=== TEXTAUSZUG ===

Auf Platz eins der Short-Liste für den Gesamtmarkt stehen neu die Aktien von Wirecard. Allerdings erübrigt sich hier jeder Versuch einer Interpretation; die Aktien des ehemaligen Zahlungsabwicklers und Dax-Unternehmens, bei dem 2020 massive Bilanzfälschungen ans Licht kamen – die das Ende für das Unternehmen bedeuteten –, sind weiterhin an der Börse Hamburg gelistet. Dort fristen sie jedoch ein Mauerblümchendasein und werden so gut wie nicht gehandelt. Nachdem die Aktie im Herbst vorübergehend von Zockern wiederentdeckt wurde, rief dies Leerverkäufer auf den Plan. Die Short-Quote stieg sprunghaft auf 19,7% und hat sich seitdem nicht verändert – dafür dürfte die fehlende Liquidität mitverantwortlich sein.
Beim ehemaligen «Spitzenreiter» Nagarro haben wiederum einige Leerverkäufer ihre Positionen glattgestellt – die Short-Quote fiel hier merklich von 20,7 auf 18,3%. Der IT-Dienstleister stand vor allem im letzten Jahr wegen Governance-Problemen an der Börse unter Druck. Die Aktie hat sich bis heute nicht erholt.
Thyssenkrupp Nucera
Einen grösseren Anstieg an Short-Wetten verzeichneten die Titel von Thyssenkrupp Nucera. Im April hat sich der Leerverkaufsanteil von 17 auf 18,5% erhöht, womit die Aktien neu auf Platz drei rangieren. Obwohl das Unternehmen bei Analysten beliebt ist – von den dreizehn auf Bloomberg erfassten Analysten geben zehn ein Buy-Rating heraus –, befinden sich die Titel seit dem Börsengang im letzten Sommer im Abwärtstrend.

=== DATENSÄTZE ===

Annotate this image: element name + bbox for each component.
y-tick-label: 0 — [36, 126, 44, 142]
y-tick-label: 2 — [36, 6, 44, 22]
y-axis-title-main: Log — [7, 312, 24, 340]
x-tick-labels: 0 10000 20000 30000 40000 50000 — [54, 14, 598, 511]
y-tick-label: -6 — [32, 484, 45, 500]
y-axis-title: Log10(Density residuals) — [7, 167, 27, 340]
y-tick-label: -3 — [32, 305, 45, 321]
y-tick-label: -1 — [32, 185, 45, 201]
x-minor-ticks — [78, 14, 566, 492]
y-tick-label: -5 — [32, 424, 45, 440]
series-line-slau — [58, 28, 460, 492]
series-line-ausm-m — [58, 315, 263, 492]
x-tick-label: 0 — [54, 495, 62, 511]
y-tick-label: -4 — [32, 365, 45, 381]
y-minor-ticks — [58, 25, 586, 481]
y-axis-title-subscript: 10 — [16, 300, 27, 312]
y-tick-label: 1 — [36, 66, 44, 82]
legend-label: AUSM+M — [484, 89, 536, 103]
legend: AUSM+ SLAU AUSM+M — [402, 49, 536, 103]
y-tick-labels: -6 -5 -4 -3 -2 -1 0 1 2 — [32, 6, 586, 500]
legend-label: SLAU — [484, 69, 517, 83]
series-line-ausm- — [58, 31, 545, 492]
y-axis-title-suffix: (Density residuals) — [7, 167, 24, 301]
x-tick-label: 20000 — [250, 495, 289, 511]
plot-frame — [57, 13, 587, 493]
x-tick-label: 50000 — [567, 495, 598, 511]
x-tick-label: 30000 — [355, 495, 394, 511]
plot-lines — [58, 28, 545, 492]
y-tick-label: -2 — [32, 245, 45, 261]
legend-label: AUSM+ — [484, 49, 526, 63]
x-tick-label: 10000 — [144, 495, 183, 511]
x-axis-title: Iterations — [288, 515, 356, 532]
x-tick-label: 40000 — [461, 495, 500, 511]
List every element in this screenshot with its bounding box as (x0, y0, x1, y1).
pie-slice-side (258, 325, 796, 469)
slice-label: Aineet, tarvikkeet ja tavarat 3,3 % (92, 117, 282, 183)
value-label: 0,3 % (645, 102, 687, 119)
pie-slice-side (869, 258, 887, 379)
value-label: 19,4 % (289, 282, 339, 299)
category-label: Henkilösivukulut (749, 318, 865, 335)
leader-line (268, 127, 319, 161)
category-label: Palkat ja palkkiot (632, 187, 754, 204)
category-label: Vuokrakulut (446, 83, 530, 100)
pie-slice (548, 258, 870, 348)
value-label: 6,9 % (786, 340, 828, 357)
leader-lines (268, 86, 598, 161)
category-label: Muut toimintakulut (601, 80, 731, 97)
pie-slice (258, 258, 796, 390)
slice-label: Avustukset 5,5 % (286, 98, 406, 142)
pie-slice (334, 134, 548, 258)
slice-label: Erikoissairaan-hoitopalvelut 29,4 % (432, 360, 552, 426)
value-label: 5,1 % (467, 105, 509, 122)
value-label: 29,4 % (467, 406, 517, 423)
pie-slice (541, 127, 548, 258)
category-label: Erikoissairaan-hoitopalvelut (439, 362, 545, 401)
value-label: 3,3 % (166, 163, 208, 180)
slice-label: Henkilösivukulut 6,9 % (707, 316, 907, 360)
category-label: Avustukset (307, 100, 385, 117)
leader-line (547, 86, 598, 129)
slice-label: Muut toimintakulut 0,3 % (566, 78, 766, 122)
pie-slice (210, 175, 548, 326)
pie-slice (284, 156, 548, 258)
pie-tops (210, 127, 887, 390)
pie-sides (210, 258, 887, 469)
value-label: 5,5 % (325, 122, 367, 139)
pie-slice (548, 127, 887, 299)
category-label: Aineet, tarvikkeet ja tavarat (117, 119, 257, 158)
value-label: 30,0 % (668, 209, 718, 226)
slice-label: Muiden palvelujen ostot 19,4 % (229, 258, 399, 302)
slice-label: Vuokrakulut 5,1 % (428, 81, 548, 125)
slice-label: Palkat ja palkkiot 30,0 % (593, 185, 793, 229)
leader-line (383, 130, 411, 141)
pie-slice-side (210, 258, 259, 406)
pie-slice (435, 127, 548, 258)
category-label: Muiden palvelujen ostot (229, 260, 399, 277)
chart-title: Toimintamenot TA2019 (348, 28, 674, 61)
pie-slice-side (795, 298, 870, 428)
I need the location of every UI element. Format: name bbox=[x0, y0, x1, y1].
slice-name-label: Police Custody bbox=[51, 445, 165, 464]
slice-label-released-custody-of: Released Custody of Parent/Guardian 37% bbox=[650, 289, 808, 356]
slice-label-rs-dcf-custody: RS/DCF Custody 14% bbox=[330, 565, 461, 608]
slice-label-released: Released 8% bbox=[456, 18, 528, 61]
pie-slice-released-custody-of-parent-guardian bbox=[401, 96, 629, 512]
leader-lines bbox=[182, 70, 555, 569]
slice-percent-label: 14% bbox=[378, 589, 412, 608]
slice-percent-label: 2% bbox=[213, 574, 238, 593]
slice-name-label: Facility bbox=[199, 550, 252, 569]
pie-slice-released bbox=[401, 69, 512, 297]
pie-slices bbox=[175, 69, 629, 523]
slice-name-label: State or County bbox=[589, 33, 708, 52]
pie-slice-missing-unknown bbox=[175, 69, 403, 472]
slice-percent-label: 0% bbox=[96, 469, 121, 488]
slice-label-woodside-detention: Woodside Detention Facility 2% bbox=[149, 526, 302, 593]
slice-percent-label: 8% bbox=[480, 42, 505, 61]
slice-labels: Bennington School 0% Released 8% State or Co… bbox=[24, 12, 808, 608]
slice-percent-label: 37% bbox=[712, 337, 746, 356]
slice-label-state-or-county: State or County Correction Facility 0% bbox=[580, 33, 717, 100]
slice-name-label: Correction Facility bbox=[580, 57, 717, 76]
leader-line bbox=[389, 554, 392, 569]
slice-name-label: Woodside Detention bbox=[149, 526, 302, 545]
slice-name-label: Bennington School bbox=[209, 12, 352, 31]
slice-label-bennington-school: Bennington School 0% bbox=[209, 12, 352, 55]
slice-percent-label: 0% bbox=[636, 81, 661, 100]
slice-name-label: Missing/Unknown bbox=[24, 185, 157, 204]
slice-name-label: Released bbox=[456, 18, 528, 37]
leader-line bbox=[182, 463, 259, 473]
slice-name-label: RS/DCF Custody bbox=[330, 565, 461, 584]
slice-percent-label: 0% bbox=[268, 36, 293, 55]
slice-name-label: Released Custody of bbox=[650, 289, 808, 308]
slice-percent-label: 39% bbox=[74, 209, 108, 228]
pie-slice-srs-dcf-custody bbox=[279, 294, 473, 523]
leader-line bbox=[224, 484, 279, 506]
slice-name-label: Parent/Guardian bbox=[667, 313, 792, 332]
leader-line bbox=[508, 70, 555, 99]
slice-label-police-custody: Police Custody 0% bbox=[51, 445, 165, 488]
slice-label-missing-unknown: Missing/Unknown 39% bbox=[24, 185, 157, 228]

===

▸ **AUFGABEN**
a) Wie viele der auf Bloomberg erfassten Analysten geben laut dem Textauszug über Leerverkäufe ein Buy-Rating für Thyssenkrupp Nucera heraus?
b) Geben Sie aus dem Textauszug über Leerverkäufe den Wortlaut zurück, der bei den Worten „Auf Platz eins“ beginnt und nach „Liquidität mitverantwortlich sein.“ endet.
c) Führen Sie den Textauszug über Leerverkäufe bitte im Anschluss an seinen letzten Satz weiter.
Die Datensätze spielen hierfür keine Rolle.

▸ **IHRE ANTWORTEN**
a) Zehn von dreizehn Analysten.

b)
Auf Platz eins der Short-Liste für den Gesamtmarkt stehen neu die Aktien von Wirecard. Allerdings erübrigt sich hier jeder Versuch einer Interpretation; die Aktien des ehemaligen Zahlungsabwicklers und Dax-Unternehmens, bei dem 2020 massive Bilanzfälschungen ans Licht kamen – die das Ende für das Unternehmen bedeuteten –, sind weiterhin an der Börse Hamburg gelistet. Dort fristen sie jedoch ein Mauerblümchendasein und werden so gut wie nicht gehandelt. Nachdem die Aktie im Herbst vorübergehend von Zockern wiederentdeckt wurde, rief dies Leerverkäufer auf den Plan. Die Short-Quote stieg sprunghaft auf 19,7% und hat sich seitdem nicht verändert – dafür dürfte die fehlende Liquidität mitverantwortlich sein.

c)
Zwar ist das Unternehmen nicht wirklich mit negativen Nachrichten aufgefallen, doch Wasserstoffaktien haben seit längerem einen schweren Stand an der Börse, auch bei anderen Clean-Energy-Aktien ist die Stimmung weiterhin trüb. Thyssenkrupp Nucera produziert Elektrolyseure, die für die Herstellung von Wasserstoff gebraucht werden. Andere Branchenwerte wie Plug Power oder Nel Asa haben in derselben Periode gar bis zu 80% verloren. Dank seiner soliden Bilanz wird das Unternehmen von Analysten jedoch als Top Pick unter den Wasserstoffwerten gesehen.
Varta
Mit Varta feiert ein alter Bekannter sein Comeback in den Top Ten der am meisten leerverkauften Aktien in Deutschland. Einst hatte das Traditionsunternehmen, das in der Batterieherstellung tätig ist, monatelang die Spitzenposition belegt. Jetzt ist Varta auf Rang 9 zurück in der Rangliste, die Short-Quote beträgt 13,2%. Im letzten Jahr schien der vorläufige Tiefpunkt erreicht, nachdem das Unternehmen ein Sanierungskonzept vorlegte. Varta war zuvor mit nicht eingehaltenen Versprechungen, einer desaströsen operativen Entwicklung und immer weiter steigenden Schulden aufgefallen.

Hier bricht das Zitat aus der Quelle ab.